— begin Passage shown —

November 25, 2025

Building Secure Platforms: An open letter to software and OS vendors

Without increasing support for secure defaults by OS and software vendor, the breaches will continue.
Tyler Farrar wrote a resonating open letter in the CSO mag to the cybersecurity industry. It made me think about why we’re in this place. Tongue in cheek due to reality. But we can dream, can’t we?

You keep selling us features. We need you to ship safety by default.

Every breach follows the same pattern: unpatched systems, flat networks, stolen credentials, lateral movement, game over. We know how attacks work. We’ve known for decades. Yet you keep shipping platforms that assume trusted networks, assume tech-savvy end users, require administrators to manually harden everything, and treat security as an opt-in feature.

The CISO community is pushing back on the security vendor noise machine. Now it’s your turn. You—the platform vendors, the OS makers, the cloud providers, the SaaS companies—are the foundation on which everything sits. When you ship insecure defaults, you’re not giving customers flexibility. You’re setting them up to fail.

The defaults are broken

Let’s be clear about what “secure by default” actually means:

Auto-updates should be mandatory and real-time. Not “check weekly.” Not “notify user.” Not “download and wait for reboot window.” Push security patches as soon as they’re available. Make them difficult to disable. If something breaks, fix it in the next update. The current model, where overworked admins must manually prioritize patching, is a gift to attackers. Every patch Tuesday that turns into “patch eventually” is another month of known vulnerabilities sitting in production.

Every service should be default deny. No application binds to 0.0.0.0 out of the box. No service should accept connections from anywhere unless explicitly configured. Ship with host firewalls on and restrictive. Make developers and admins explicitly open holes to make things work. Yes, this generates support tickets. Good. That’s better than generating breaches when dealing with sensitive data.

Network segmentation should be built into the platforms, not bolted on later. Every workload should be isolated by default. Container networking got this right—why do we accept flat networks everywhere else? Operating systems should create network namespaces per application. Cloud platforms should segment by default and make customers work to create flat networks, not the other way around.

Phishing-resistant authentication should be mandatory. No more passwords. No more SMS codes. No more “just use MFA” when we all know TOTP and push notifications get phished daily. WebAuthn, passkeys, hardware tokens—pick one and make it required. Make legacy authentication methods require explicit exceptions that expire. If privileged access to your platform still accepts passwords without hardware-backed authentication in 2025, you’re complicit in credential theft.

— end Passage shown —

> **Request 1**
Quote the listing word for word, starting at its first line and ending at the line that contains "y-tick-label: 0.6 <box>944 273 989 306</box>", with both of those lines included.
The open letter and the listing after it are unrelated material.

— begin Supplied material —

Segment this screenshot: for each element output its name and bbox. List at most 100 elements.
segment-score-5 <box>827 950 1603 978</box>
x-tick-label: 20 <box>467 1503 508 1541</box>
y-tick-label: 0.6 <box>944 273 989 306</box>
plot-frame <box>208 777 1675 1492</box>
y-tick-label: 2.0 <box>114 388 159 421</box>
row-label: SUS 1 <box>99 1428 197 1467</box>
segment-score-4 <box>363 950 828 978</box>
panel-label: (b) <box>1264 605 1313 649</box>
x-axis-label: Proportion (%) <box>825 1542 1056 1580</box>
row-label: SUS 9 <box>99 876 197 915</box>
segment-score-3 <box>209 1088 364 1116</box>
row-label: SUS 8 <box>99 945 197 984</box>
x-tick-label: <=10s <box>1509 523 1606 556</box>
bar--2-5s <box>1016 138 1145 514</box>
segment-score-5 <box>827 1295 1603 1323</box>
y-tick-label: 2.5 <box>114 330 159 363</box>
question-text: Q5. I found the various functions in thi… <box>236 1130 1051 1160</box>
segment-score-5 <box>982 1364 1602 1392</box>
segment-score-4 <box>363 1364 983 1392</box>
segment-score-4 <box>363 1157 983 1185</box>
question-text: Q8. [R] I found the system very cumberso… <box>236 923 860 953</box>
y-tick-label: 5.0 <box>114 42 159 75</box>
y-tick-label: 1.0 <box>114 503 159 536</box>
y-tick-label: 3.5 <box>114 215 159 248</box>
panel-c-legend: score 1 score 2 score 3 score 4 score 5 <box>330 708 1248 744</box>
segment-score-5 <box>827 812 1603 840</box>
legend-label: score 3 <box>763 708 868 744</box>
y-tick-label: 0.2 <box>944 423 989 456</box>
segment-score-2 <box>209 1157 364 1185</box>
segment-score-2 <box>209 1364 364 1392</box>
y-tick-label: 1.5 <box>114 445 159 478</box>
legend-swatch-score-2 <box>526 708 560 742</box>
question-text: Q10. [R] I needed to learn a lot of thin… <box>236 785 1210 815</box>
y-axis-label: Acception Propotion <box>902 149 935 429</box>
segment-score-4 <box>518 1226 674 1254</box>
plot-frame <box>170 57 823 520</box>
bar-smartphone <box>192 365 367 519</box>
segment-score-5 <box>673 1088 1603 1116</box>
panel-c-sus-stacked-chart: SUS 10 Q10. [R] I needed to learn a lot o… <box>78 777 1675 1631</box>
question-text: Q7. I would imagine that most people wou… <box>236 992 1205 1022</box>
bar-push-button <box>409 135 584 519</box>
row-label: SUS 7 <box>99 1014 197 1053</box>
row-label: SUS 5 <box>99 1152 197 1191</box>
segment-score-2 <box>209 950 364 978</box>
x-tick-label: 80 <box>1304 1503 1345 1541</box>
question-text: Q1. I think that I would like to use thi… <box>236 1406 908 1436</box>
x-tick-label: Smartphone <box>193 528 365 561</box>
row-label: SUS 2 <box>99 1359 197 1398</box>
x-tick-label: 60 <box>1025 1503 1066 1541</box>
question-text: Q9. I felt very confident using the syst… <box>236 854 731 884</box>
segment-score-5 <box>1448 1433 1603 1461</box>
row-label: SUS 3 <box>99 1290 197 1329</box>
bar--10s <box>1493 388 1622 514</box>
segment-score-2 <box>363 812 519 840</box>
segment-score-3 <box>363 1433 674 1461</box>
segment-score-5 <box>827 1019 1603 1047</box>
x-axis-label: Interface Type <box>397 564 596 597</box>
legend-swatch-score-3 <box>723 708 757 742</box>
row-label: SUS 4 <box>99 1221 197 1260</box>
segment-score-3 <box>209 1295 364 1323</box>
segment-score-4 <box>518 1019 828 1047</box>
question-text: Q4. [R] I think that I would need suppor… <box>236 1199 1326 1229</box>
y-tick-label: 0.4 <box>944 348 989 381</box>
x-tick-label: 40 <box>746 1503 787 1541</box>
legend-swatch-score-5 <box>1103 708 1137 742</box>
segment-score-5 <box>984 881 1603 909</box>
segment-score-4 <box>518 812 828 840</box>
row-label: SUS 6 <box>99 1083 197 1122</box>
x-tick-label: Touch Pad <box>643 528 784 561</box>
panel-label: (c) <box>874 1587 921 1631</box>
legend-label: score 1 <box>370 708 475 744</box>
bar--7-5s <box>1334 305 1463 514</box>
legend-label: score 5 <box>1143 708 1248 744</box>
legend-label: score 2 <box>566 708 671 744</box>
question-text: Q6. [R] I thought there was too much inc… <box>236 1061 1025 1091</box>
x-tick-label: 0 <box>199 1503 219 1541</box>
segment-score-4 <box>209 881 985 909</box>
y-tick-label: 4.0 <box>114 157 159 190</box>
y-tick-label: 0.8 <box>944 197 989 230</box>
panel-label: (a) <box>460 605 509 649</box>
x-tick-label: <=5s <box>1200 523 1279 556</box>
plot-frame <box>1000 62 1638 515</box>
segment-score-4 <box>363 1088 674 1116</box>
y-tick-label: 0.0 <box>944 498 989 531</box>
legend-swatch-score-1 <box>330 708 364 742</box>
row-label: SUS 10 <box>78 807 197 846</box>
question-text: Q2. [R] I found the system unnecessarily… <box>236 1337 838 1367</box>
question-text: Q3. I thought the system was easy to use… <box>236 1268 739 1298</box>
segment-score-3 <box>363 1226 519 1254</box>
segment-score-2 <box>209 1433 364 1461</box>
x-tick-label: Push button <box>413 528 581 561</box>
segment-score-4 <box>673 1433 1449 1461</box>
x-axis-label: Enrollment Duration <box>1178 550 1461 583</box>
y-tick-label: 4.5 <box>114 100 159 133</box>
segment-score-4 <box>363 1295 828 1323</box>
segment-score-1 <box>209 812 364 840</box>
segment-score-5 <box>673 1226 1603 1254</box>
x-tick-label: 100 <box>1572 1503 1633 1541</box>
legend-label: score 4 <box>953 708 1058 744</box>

— end Supplied material —

> **Request 2**
Print the open letter word for word, starting at "You keep selling" and ending at "up to fail.".

> **Solution 1**
Segment this screenshot: for each element output its name and bbox. List at most 100 elements.
segment-score-5 <box>827 950 1603 978</box>
x-tick-label: 20 <box>467 1503 508 1541</box>
y-tick-label: 0.6 <box>944 273 989 306</box>

> **Solution 2**
You keep selling us features. We need you to ship safety by default.

Every breach follows the same pattern: unpatched systems, flat networks, stolen credentials, lateral movement, game over. We know how attacks work. We’ve known for decades. Yet you keep shipping platforms that assume trusted networks, assume tech-savvy end users, require administrators to manually harden everything, and treat security as an opt-in feature.

The CISO community is pushing back on the security vendor noise machine. Now it’s your turn. You—the platform vendors, the OS makers, the cloud providers, the SaaS companies—are the foundation on which everything sits. When you ship insecure defaults, you’re not giving customers flexibility. You’re setting them up to fail.